___ STORED RECORDS

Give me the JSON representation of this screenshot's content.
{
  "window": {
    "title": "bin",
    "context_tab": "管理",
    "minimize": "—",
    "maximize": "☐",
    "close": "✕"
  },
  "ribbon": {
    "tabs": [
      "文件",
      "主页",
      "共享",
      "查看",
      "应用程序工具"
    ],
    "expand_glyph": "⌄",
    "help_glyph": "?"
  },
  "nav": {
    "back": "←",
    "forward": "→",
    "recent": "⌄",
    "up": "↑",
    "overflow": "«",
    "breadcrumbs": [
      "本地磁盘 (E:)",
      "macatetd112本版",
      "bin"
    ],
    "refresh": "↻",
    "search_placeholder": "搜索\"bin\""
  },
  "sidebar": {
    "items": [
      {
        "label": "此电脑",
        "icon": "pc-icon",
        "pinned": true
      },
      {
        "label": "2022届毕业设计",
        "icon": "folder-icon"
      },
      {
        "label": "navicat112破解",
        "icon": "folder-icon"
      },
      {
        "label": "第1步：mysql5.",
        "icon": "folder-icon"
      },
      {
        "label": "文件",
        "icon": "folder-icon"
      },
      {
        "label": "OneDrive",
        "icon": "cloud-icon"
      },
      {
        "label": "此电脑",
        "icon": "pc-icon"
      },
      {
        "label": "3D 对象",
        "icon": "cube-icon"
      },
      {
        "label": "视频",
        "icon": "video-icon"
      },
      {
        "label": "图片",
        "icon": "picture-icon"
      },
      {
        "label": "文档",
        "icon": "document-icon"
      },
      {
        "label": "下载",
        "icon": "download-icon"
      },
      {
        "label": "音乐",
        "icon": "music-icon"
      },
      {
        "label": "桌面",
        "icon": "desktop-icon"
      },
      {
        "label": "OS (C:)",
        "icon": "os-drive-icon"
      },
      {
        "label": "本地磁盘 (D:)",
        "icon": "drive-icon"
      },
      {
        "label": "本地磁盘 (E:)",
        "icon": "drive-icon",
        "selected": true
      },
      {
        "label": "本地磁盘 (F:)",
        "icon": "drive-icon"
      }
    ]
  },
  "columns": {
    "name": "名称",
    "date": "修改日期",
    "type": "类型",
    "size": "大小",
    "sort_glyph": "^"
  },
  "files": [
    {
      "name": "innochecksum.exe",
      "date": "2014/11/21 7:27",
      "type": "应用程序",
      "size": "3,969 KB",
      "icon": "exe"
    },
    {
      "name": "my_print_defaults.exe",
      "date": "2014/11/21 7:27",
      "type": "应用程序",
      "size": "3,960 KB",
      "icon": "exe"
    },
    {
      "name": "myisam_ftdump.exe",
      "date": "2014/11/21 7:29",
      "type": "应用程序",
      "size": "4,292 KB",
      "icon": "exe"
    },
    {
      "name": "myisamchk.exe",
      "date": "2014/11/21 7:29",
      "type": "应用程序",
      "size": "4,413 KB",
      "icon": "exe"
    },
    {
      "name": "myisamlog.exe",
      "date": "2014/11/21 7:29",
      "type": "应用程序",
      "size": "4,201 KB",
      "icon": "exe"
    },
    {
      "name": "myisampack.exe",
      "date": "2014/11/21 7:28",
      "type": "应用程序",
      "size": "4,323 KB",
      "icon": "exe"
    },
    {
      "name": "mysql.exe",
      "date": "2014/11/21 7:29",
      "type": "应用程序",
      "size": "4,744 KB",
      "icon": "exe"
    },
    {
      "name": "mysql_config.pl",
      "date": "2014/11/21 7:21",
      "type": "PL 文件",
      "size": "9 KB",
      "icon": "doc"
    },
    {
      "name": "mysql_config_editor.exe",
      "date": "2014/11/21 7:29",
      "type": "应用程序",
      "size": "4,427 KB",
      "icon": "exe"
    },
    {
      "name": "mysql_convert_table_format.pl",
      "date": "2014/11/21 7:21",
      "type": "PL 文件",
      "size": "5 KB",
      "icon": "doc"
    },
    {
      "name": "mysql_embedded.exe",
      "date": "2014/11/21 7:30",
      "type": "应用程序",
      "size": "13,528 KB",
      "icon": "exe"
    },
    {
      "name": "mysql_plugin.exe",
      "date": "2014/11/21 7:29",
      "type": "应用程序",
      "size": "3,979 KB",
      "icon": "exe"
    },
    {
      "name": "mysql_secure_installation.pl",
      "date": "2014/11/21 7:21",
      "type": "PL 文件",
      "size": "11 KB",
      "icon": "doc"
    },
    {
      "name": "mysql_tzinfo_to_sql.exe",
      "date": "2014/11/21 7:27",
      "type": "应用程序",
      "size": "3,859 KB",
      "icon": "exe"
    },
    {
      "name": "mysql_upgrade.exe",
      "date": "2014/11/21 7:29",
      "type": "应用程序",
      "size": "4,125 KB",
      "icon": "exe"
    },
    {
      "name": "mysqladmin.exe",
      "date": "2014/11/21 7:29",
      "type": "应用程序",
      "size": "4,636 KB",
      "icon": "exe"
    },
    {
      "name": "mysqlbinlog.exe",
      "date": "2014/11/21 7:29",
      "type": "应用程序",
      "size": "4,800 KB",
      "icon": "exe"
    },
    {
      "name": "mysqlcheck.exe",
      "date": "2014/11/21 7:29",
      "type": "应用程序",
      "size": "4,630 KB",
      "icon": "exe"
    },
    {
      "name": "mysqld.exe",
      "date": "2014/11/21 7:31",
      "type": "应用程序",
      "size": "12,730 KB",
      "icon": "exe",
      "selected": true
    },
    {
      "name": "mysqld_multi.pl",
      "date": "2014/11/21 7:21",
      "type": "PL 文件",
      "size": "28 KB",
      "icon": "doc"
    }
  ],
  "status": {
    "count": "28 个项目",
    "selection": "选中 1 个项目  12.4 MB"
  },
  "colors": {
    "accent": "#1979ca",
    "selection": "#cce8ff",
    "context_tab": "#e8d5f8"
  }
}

______

**WHAT IS NEEDED**
Print all of the data exactly as it was given.

**FULL OUTPUT**
Give me the JSON representation of this screenshot's content.
{
  "window": {
    "title": "bin",
    "context_tab": "管理",
    "minimize": "—",
    "maximize": "☐",
    "close": "✕"
  },
  "ribbon": {
    "tabs": [
      "文件",
      "主页",
      "共享",
      "查看",
      "应用程序工具"
    ],
    "expand_glyph": "⌄",
    "help_glyph": "?"
  },
  "nav": {
    "back": "←",
    "forward": "→",
    "recent": "⌄",
    "up": "↑",
    "overflow": "«",
    "breadcrumbs": [
      "本地磁盘 (E:)",
      "macatetd112本版",
      "bin"
    ],
    "refresh": "↻",
    "search_placeholder": "搜索\"bin\""
  },
  "sidebar": {
    "items": [
      {
        "label": "此电脑",
        "icon": "pc-icon",
        "pinned": true
      },
      {
        "label": "2022届毕业设计",
        "icon": "folder-icon"
      },
      {
        "label": "navicat112破解",
        "icon": "folder-icon"
      },
      {
        "label": "第1步：mysql5.",
        "icon": "folder-icon"
      },
      {
        "label": "文件",
        "icon": "folder-icon"
      },
      {
        "label": "OneDrive",
        "icon": "cloud-icon"
      },
      {
        "label": "此电脑",
        "icon": "pc-icon"
      },
      {
        "label": "3D 对象",
        "icon": "cube-icon"
      },
      {
        "label": "视频",
        "icon": "video-icon"
      },
      {
        "label": "图片",
        "icon": "picture-icon"
      },
      {
        "label": "文档",
        "icon": "document-icon"
      },
      {
        "label": "下载",
        "icon": "download-icon"
      },
      {
        "label": "音乐",
        "icon": "music-icon"
      },
      {
        "label": "桌面",
        "icon": "desktop-icon"
      },
      {
        "label": "OS (C:)",
        "icon": "os-drive-icon"
      },
      {
        "label": "本地磁盘 (D:)",
        "icon": "drive-icon"
      },
      {
        "label": "本地磁盘 (E:)",
        "icon": "drive-icon",
        "selected": true
      },
      {
        "label": "本地磁盘 (F:)",
        "icon": "drive-icon"
      }
    ]
  },
  "columns": {
    "name": "名称",
    "date": "修改日期",
    "type": "类型",
    "size": "大小",
    "sort_glyph": "^"
  },
  "files": [
    {
      "name": "innochecksum.exe",
      "date": "2014/11/21 7:27",
      "type": "应用程序",
      "size": "3,969 KB",
      "icon": "exe"
    },
    {
      "name": "my_print_defaults.exe",
      "date": "2014/11/21 7:27",
      "type": "应用程序",
      "size": "3,960 KB",
      "icon": "exe"
    },
    {
      "name": "myisam_ftdump.exe",
      "date": "2014/11/21 7:29",
      "type": "应用程序",
      "size": "4,292 KB",
      "icon": "exe"
    },
    {
      "name": "myisamchk.exe",
      "date": "2014/11/21 7:29",
      "type": "应用程序",
      "size": "4,413 KB",
      "icon": "exe"
    },
    {
      "name": "myisamlog.exe",
      "date": "2014/11/21 7:29",
      "type": "应用程序",
      "size": "4,201 KB",
      "icon": "exe"
    },
    {
      "name": "myisampack.exe",
      "date": "2014/11/21 7:28",
      "type": "应用程序",
      "size": "4,323 KB",
      "icon": "exe"
    },
    {
      "name": "mysql.exe",
      "date": "2014/11/21 7:29",
      "type": "应用程序",
      "size": "4,744 KB",
      "icon": "exe"
    },
    {
      "name": "mysql_config.pl",
      "date": "2014/11/21 7:21",
      "type": "PL 文件",
      "size": "9 KB",
      "icon": "doc"
    },
    {
      "name": "mysql_config_editor.exe",
      "date": "2014/11/21 7:29",
      "type": "应用程序",
      "size": "4,427 KB",
      "icon": "exe"
    },
    {
      "name": "mysql_convert_table_format.pl",
      "date": "2014/11/21 7:21",
      "type": "PL 文件",
      "size": "5 KB",
      "icon": "doc"
    },
    {
      "name": "mysql_embedded.exe",
      "date": "2014/11/21 7:30",
      "type": "应用程序",
      "size": "13,528 KB",
      "icon": "exe"
    },
    {
      "name": "mysql_plugin.exe",
      "date": "2014/11/21 7:29",
      "type": "应用程序",
      "size": "3,979 KB",
      "icon": "exe"
    },
    {
      "name": "mysql_secure_installation.pl",
      "date": "2014/11/21 7:21",
      "type": "PL 文件",
      "size": "11 KB",
      "icon": "doc"
    },
    {
      "name": "mysql_tzinfo_to_sql.exe",
      "date": "2014/11/21 7:27",
      "type": "应用程序",
      "size": "3,859 KB",
      "icon": "exe"
    },
    {
      "name": "mysql_upgrade.exe",
      "date": "2014/11/21 7:29",
      "type": "应用程序",
      "size": "4,125 KB",
      "icon": "exe"
    },
    {
      "name": "mysqladmin.exe",
      "date": "2014/11/21 7:29",
      "type": "应用程序",
      "size": "4,636 KB",
      "icon": "exe"
    },
    {
      "name": "mysqlbinlog.exe",
      "date": "2014/11/21 7:29",
      "type": "应用程序",
      "size": "4,800 KB",
      "icon": "exe"
    },
    {
      "name": "mysqlcheck.exe",
      "date": "2014/11/21 7:29",
      "type": "应用程序",
      "size": "4,630 KB",
      "icon": "exe"
    },
    {
      "name": "mysqld.exe",
      "date": "2014/11/21 7:31",
      "type": "应用程序",
      "size": "12,730 KB",
      "icon": "exe",
      "selected": true
    },
    {
      "name": "mysqld_multi.pl",
      "date": "2014/11/21 7:21",
      "type": "PL 文件",
      "size": "28 KB",
      "icon": "doc"
    }
  ],
  "status": {
    "count": "28 个项目",
    "selection": "选中 1 个项目  12.4 MB"
  },
  "colors": {
    "accent": "#1979ca",
    "selection": "#cce8ff",
    "context_tab": "#e8d5f8"
  }
}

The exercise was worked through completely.